- **Directions**
The material below should be written out in full and exactly; pictures stay out of the copy.

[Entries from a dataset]
== == ==
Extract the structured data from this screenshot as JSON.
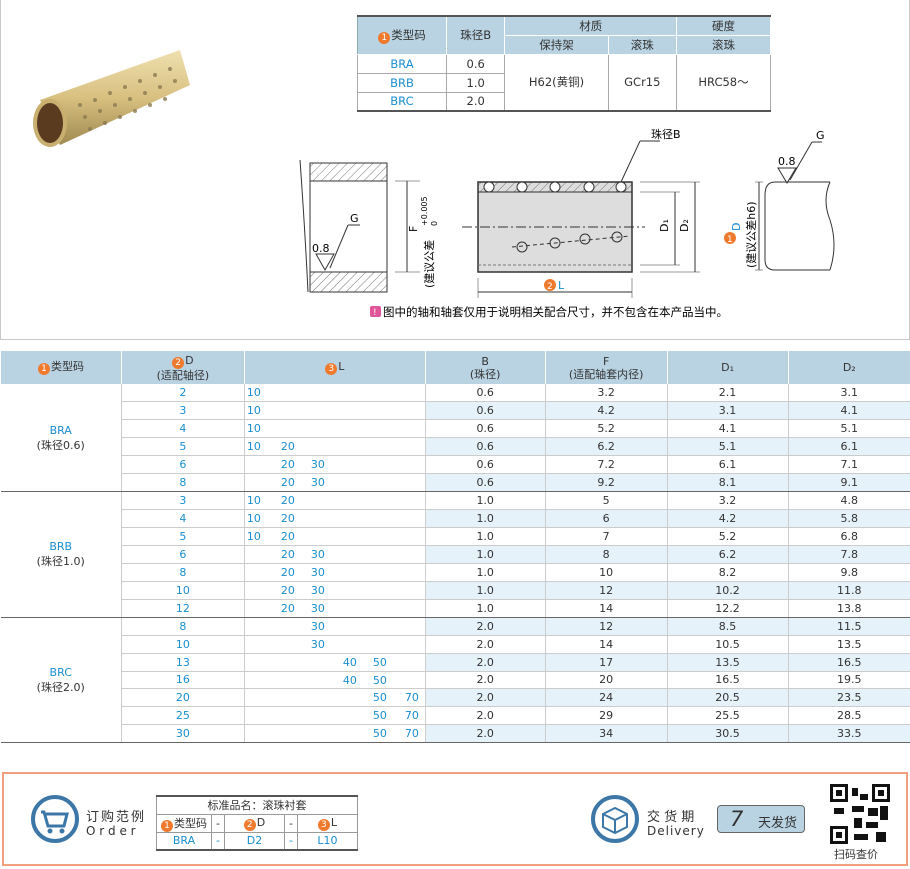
{
  "spec_table": {
    "headers": {
      "type": "类型码",
      "bead": "珠径B",
      "material": "材质",
      "hardness": "硬度",
      "cage": "保持架",
      "ball": "滚珠",
      "ball2": "滚珠"
    },
    "rows": [
      {
        "type": "BRA",
        "bead": "0.6"
      },
      {
        "type": "BRB",
        "bead": "1.0"
      },
      {
        "type": "BRC",
        "bead": "2.0"
      }
    ],
    "cage_material": "H62(黄铜)",
    "ball_material": "GCr15",
    "hardness": "HRC58～"
  },
  "diagram": {
    "bead_label": "珠径B",
    "F": "F",
    "F_tol": "(建议公差",
    "F_tol_sup": "+0.005",
    "F_tol_sub": "0",
    "G": "G",
    "roughness": "0.8",
    "D1": "D₁",
    "D2": "D₂",
    "L": "L",
    "D": "D",
    "D_tol": "(建议公差h6)",
    "num1": "1",
    "num2": "2",
    "note": "图中的轴和轴套仅用于说明相关配合尺寸，并不包含在本产品当中。"
  },
  "main_table": {
    "headers": {
      "type": "类型码",
      "D": "D",
      "D_sub": "(适配轴径)",
      "L": "L",
      "B": "B",
      "B_sub": "(珠径)",
      "F": "F",
      "F_sub": "(适配轴套内径)",
      "D1": "D₁",
      "D2": "D₂",
      "n1": "1",
      "n2": "2",
      "n3": "3"
    },
    "groups": [
      {
        "type": "BRA",
        "sub": "(珠径0.6)",
        "rows": [
          {
            "D": "2",
            "L": [
              "10",
              "",
              "",
              "",
              "",
              ""
            ],
            "B": "0.6",
            "F": "3.2",
            "D1": "2.1",
            "D2": "3.1"
          },
          {
            "D": "3",
            "L": [
              "10",
              "",
              "",
              "",
              "",
              ""
            ],
            "B": "0.6",
            "F": "4.2",
            "D1": "3.1",
            "D2": "4.1"
          },
          {
            "D": "4",
            "L": [
              "10",
              "",
              "",
              "",
              "",
              ""
            ],
            "B": "0.6",
            "F": "5.2",
            "D1": "4.1",
            "D2": "5.1"
          },
          {
            "D": "5",
            "L": [
              "10",
              "20",
              "",
              "",
              "",
              ""
            ],
            "B": "0.6",
            "F": "6.2",
            "D1": "5.1",
            "D2": "6.1"
          },
          {
            "D": "6",
            "L": [
              "",
              "20",
              "30",
              "",
              "",
              ""
            ],
            "B": "0.6",
            "F": "7.2",
            "D1": "6.1",
            "D2": "7.1"
          },
          {
            "D": "8",
            "L": [
              "",
              "20",
              "30",
              "",
              "",
              ""
            ],
            "B": "0.6",
            "F": "9.2",
            "D1": "8.1",
            "D2": "9.1"
          }
        ]
      },
      {
        "type": "BRB",
        "sub": "(珠径1.0)",
        "rows": [
          {
            "D": "3",
            "L": [
              "10",
              "20",
              "",
              "",
              "",
              ""
            ],
            "B": "1.0",
            "F": "5",
            "D1": "3.2",
            "D2": "4.8"
          },
          {
            "D": "4",
            "L": [
              "10",
              "20",
              "",
              "",
              "",
              ""
            ],
            "B": "1.0",
            "F": "6",
            "D1": "4.2",
            "D2": "5.8"
          },
          {
            "D": "5",
            "L": [
              "10",
              "20",
              "",
              "",
              "",
              ""
            ],
            "B": "1.0",
            "F": "7",
            "D1": "5.2",
            "D2": "6.8"
          },
          {
            "D": "6",
            "L": [
              "",
              "20",
              "30",
              "",
              "",
              ""
            ],
            "B": "1.0",
            "F": "8",
            "D1": "6.2",
            "D2": "7.8"
          },
          {
            "D": "8",
            "L": [
              "",
              "20",
              "30",
              "",
              "",
              ""
            ],
            "B": "1.0",
            "F": "10",
            "D1": "8.2",
            "D2": "9.8"
          },
          {
            "D": "10",
            "L": [
              "",
              "20",
              "30",
              "",
              "",
              ""
            ],
            "B": "1.0",
            "F": "12",
            "D1": "10.2",
            "D2": "11.8"
          },
          {
            "D": "12",
            "L": [
              "",
              "20",
              "30",
              "",
              "",
              ""
            ],
            "B": "1.0",
            "F": "14",
            "D1": "12.2",
            "D2": "13.8"
          }
        ]
      },
      {
        "type": "BRC",
        "sub": "(珠径2.0)",
        "rows": [
          {
            "D": "8",
            "L": [
              "",
              "",
              "30",
              "",
              "",
              ""
            ],
            "B": "2.0",
            "F": "12",
            "D1": "8.5",
            "D2": "11.5"
          },
          {
            "D": "10",
            "L": [
              "",
              "",
              "30",
              "",
              "",
              ""
            ],
            "B": "2.0",
            "F": "14",
            "D1": "10.5",
            "D2": "13.5"
          },
          {
            "D": "13",
            "L": [
              "",
              "",
              "",
              "40",
              "50",
              ""
            ],
            "B": "2.0",
            "F": "17",
            "D1": "13.5",
            "D2": "16.5"
          },
          {
            "D": "16",
            "L": [
              "",
              "",
              "",
              "40",
              "50",
              ""
            ],
            "B": "2.0",
            "F": "20",
            "D1": "16.5",
            "D2": "19.5"
          },
          {
            "D": "20",
            "L": [
              "",
              "",
              "",
              "",
              "50",
              "70"
            ],
            "B": "2.0",
            "F": "24",
            "D1": "20.5",
            "D2": "23.5"
          },
          {
            "D": "25",
            "L": [
              "",
              "",
              "",
              "",
              "50",
              "70"
            ],
            "B": "2.0",
            "F": "29",
            "D1": "25.5",
            "D2": "28.5"
          },
          {
            "D": "30",
            "L": [
              "",
              "",
              "",
              "",
              "50",
              "70"
            ],
            "B": "2.0",
            "F": "34",
            "D1": "30.5",
            "D2": "33.5"
          }
        ]
      }
    ]
  },
  "order": {
    "title_cn": "订购范例",
    "title_en": "O r d e r",
    "name": "标准品名：滚珠衬套",
    "h_type": "类型码",
    "dash": "-",
    "h_D": "D",
    "h_L": "L",
    "v_type": "BRA",
    "v_D": "D2",
    "v_L": "L10",
    "n1": "1",
    "n2": "2",
    "n3": "3"
  },
  "delivery": {
    "title_cn": "交 货 期",
    "title_en": "Delivery",
    "days": "7",
    "days_label": "天发货",
    "qr_label": "扫码查价"
  },
  "colors": {
    "accent": "#ef7a2e",
    "header_bg": "#b9d3e3",
    "link_blue": "#1a8ed0",
    "alt_row": "#e6f2fa",
    "order_border": "#f2a07c",
    "icon_blue": "#3d77a8"
  }
}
== == ==
- **Result for this exercise**
Extract the structured data from this screenshot as JSON.
{
  "spec_table": {
    "headers": {
      "type": "类型码",
      "bead": "珠径B",
      "material": "材质",
      "hardness": "硬度",
      "cage": "保持架",
      "ball": "滚珠",
      "ball2": "滚珠"
    },
    "rows": [
      {
        "type": "BRA",
        "bead": "0.6"
      },
      {
        "type": "BRB",
        "bead": "1.0"
      },
      {
        "type": "BRC",
        "bead": "2.0"
      }
    ],
    "cage_material": "H62(黄铜)",
    "ball_material": "GCr15",
    "hardness": "HRC58～"
  },
  "diagram": {
    "bead_label": "珠径B",
    "F": "F",
    "F_tol": "(建议公差",
    "F_tol_sup": "+0.005",
    "F_tol_sub": "0",
    "G": "G",
    "roughness": "0.8",
    "D1": "D₁",
    "D2": "D₂",
    "L": "L",
    "D": "D",
    "D_tol": "(建议公差h6)",
    "num1": "1",
    "num2": "2",
    "note": "图中的轴和轴套仅用于说明相关配合尺寸，并不包含在本产品当中。"
  },
  "main_table": {
    "headers": {
      "type": "类型码",
      "D": "D",
      "D_sub": "(适配轴径)",
      "L": "L",
      "B": "B",
      "B_sub": "(珠径)",
      "F": "F",
      "F_sub": "(适配轴套内径)",
      "D1": "D₁",
      "D2": "D₂",
      "n1": "1",
      "n2": "2",
      "n3": "3"
    },
    "groups": [
      {
        "type": "BRA",
        "sub": "(珠径0.6)",
        "rows": [
          {
            "D": "2",
            "L": [
              "10",
              "",
              "",
              "",
              "",
              ""
            ],
            "B": "0.6",
            "F": "3.2",
            "D1": "2.1",
            "D2": "3.1"
          },
          {
            "D": "3",
            "L": [
              "10",
              "",
              "",
              "",
              "",
              ""
            ],
            "B": "0.6",
            "F": "4.2",
            "D1": "3.1",
            "D2": "4.1"
          },
          {
            "D": "4",
            "L": [
              "10",
              "",
              "",
              "",
              "",
              ""
            ],
            "B": "0.6",
            "F": "5.2",
            "D1": "4.1",
            "D2": "5.1"
          },
          {
            "D": "5",
            "L": [
              "10",
              "20",
              "",
              "",
              "",
              ""
            ],
            "B": "0.6",
            "F": "6.2",
            "D1": "5.1",
            "D2": "6.1"
          },
          {
            "D": "6",
            "L": [
              "",
              "20",
              "30",
              "",
              "",
              ""
            ],
            "B": "0.6",
            "F": "7.2",
            "D1": "6.1",
            "D2": "7.1"
          },
          {
            "D": "8",
            "L": [
              "",
              "20",
              "30",
              "",
              "",
              ""
            ],
            "B": "0.6",
            "F": "9.2",
            "D1": "8.1",
            "D2": "9.1"
          }
        ]
      },
      {
        "type": "BRB",
        "sub": "(珠径1.0)",
        "rows": [
          {
            "D": "3",
            "L": [
              "10",
              "20",
              "",
              "",
              "",
              ""
            ],
            "B": "1.0",
            "F": "5",
            "D1": "3.2",
            "D2": "4.8"
          },
          {
            "D": "4",
            "L": [
              "10",
              "20",
              "",
              "",
              "",
              ""
            ],
            "B": "1.0",
            "F": "6",
            "D1": "4.2",
            "D2": "5.8"
          },
          {
            "D": "5",
            "L": [
              "10",
              "20",
              "",
              "",
              "",
              ""
            ],
            "B": "1.0",
            "F": "7",
            "D1": "5.2",
            "D2": "6.8"
          },
          {
            "D": "6",
            "L": [
              "",
              "20",
              "30",
              "",
              "",
              ""
            ],
            "B": "1.0",
            "F": "8",
            "D1": "6.2",
            "D2": "7.8"
          },
          {
            "D": "8",
            "L": [
              "",
              "20",
              "30",
              "",
              "",
              ""
            ],
            "B": "1.0",
            "F": "10",
            "D1": "8.2",
            "D2": "9.8"
          },
          {
            "D": "10",
            "L": [
              "",
              "20",
              "30",
              "",
              "",
              ""
            ],
            "B": "1.0",
            "F": "12",
            "D1": "10.2",
            "D2": "11.8"
          },
          {
            "D": "12",
            "L": [
              "",
              "20",
              "30",
              "",
              "",
              ""
            ],
            "B": "1.0",
            "F": "14",
            "D1": "12.2",
            "D2": "13.8"
          }
        ]
      },
      {
        "type": "BRC",
        "sub": "(珠径2.0)",
        "rows": [
          {
            "D": "8",
            "L": [
              "",
              "",
              "30",
              "",
              "",
              ""
            ],
            "B": "2.0",
            "F": "12",
            "D1": "8.5",
            "D2": "11.5"
          },
          {
            "D": "10",
            "L": [
              "",
              "",
              "30",
              "",
              "",
              ""
            ],
            "B": "2.0",
            "F": "14",
            "D1": "10.5",
            "D2": "13.5"
          },
          {
            "D": "13",
            "L": [
              "",
              "",
              "",
              "40",
              "50",
              ""
            ],
            "B": "2.0",
            "F": "17",
            "D1": "13.5",
            "D2": "16.5"
          },
          {
            "D": "16",
            "L": [
              "",
              "",
              "",
              "40",
              "50",
              ""
            ],
            "B": "2.0",
            "F": "20",
            "D1": "16.5",
            "D2": "19.5"
          },
          {
            "D": "20",
            "L": [
              "",
              "",
              "",
              "",
              "50",
              "70"
            ],
            "B": "2.0",
            "F": "24",
            "D1": "20.5",
            "D2": "23.5"
          },
          {
            "D": "25",
            "L": [
              "",
              "",
              "",
              "",
              "50",
              "70"
            ],
            "B": "2.0",
            "F": "29",
            "D1": "25.5",
            "D2": "28.5"
          },
          {
            "D": "30",
            "L": [
              "",
              "",
              "",
              "",
              "50",
              "70"
            ],
            "B": "2.0",
            "F": "34",
            "D1": "30.5",
            "D2": "33.5"
          }
        ]
      }
    ]
  },
  "order": {
    "title_cn": "订购范例",
    "title_en": "O r d e r",
    "name": "标准品名：滚珠衬套",
    "h_type": "类型码",
    "dash": "-",
    "h_D": "D",
    "h_L": "L",
    "v_type": "BRA",
    "v_D": "D2",
    "v_L": "L10",
    "n1": "1",
    "n2": "2",
    "n3": "3"
  },
  "delivery": {
    "title_cn": "交 货 期",
    "title_en": "Delivery",
    "days": "7",
    "days_label": "天发货",
    "qr_label": "扫码查价"
  },
  "colors": {
    "accent": "#ef7a2e",
    "header_bg": "#b9d3e3",
    "link_blue": "#1a8ed0",
    "alt_row": "#e6f2fa",
    "order_border": "#f2a07c",
    "icon_blue": "#3d77a8"
  }
}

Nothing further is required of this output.